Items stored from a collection
======

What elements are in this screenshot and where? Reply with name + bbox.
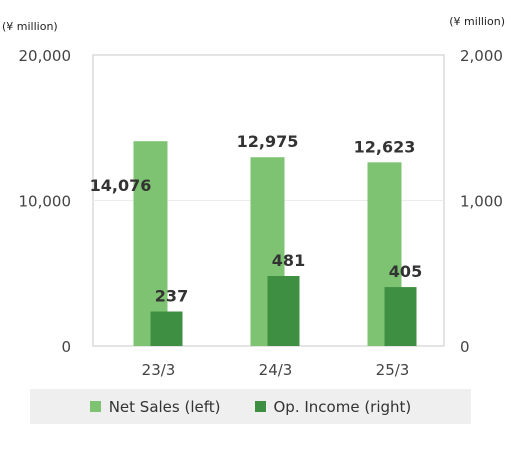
- left-tick-label: 20,000: [19, 47, 72, 65]
- bar-op-income: [384, 287, 417, 346]
- legend-item-op-income: Op. Income (right): [254, 397, 412, 416]
- right-tick-label: 1,000: [460, 193, 503, 211]
- bar-op-income: [150, 311, 183, 346]
- bar-op-income: [267, 276, 300, 346]
- legend-label-op-income: Op. Income (right): [273, 397, 412, 416]
- chart-legend: Net Sales (left) Op. Income (right): [30, 389, 471, 424]
- legend-label-net-sales: Net Sales (left): [108, 397, 221, 416]
- data-label-op-income: 237: [155, 287, 188, 306]
- data-label-op-income: 405: [389, 262, 422, 281]
- legend-swatch-net-sales: [89, 401, 101, 412]
- legend-item-net-sales: Net Sales (left): [89, 397, 221, 416]
- left-tick-label: 10,000: [19, 193, 72, 211]
- data-label-op-income: 481: [272, 251, 305, 270]
- right-tick-label: 2,000: [460, 47, 503, 65]
- data-label-net-sales: 12,623: [354, 137, 416, 156]
- legend-swatch-op-income: [254, 401, 266, 412]
- x-tick-label: 23/3: [142, 361, 176, 379]
- data-label-net-sales: 12,975: [237, 132, 299, 151]
- right-axis-unit: (¥ million): [449, 15, 505, 28]
- left-tick-label: 0: [61, 338, 71, 356]
- x-tick-label: 24/3: [259, 361, 293, 379]
- data-label-net-sales: 14,076: [90, 176, 152, 195]
- x-tick-label: 25/3: [376, 361, 410, 379]
- right-tick-label: 0: [460, 338, 470, 356]
- left-axis-unit: (¥ million): [2, 20, 58, 33]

======

Task requirements> Copy out the data above word for word, keeping every line. Leave out the picture.

Exercise solution>
What elements are in this screenshot and where? Reply with name + bbox.
- left-tick-label: 20,000: [19, 47, 72, 65]
- bar-op-income: [384, 287, 417, 346]
- legend-item-op-income: Op. Income (right): [254, 397, 412, 416]
- right-tick-label: 1,000: [460, 193, 503, 211]
- bar-op-income: [150, 311, 183, 346]
- bar-op-income: [267, 276, 300, 346]
- legend-label-op-income: Op. Income (right): [273, 397, 412, 416]
- chart-legend: Net Sales (left) Op. Income (right): [30, 389, 471, 424]
- legend-label-net-sales: Net Sales (left): [108, 397, 221, 416]
- data-label-op-income: 237: [155, 287, 188, 306]
- data-label-op-income: 405: [389, 262, 422, 281]
- legend-swatch-net-sales: [89, 401, 101, 412]
- legend-item-net-sales: Net Sales (left): [89, 397, 221, 416]
- left-tick-label: 10,000: [19, 193, 72, 211]
- data-label-op-income: 481: [272, 251, 305, 270]
- right-tick-label: 2,000: [460, 47, 503, 65]
- data-label-net-sales: 12,623: [354, 137, 416, 156]
- legend-swatch-op-income: [254, 401, 266, 412]
- x-tick-label: 23/3: [142, 361, 176, 379]
- data-label-net-sales: 12,975: [237, 132, 299, 151]
- right-axis-unit: (¥ million): [449, 15, 505, 28]
- left-tick-label: 0: [61, 338, 71, 356]
- x-tick-label: 24/3: [259, 361, 293, 379]
- data-label-net-sales: 14,076: [90, 176, 152, 195]
- x-tick-label: 25/3: [376, 361, 410, 379]
- right-tick-label: 0: [460, 338, 470, 356]
- left-axis-unit: (¥ million): [2, 20, 58, 33]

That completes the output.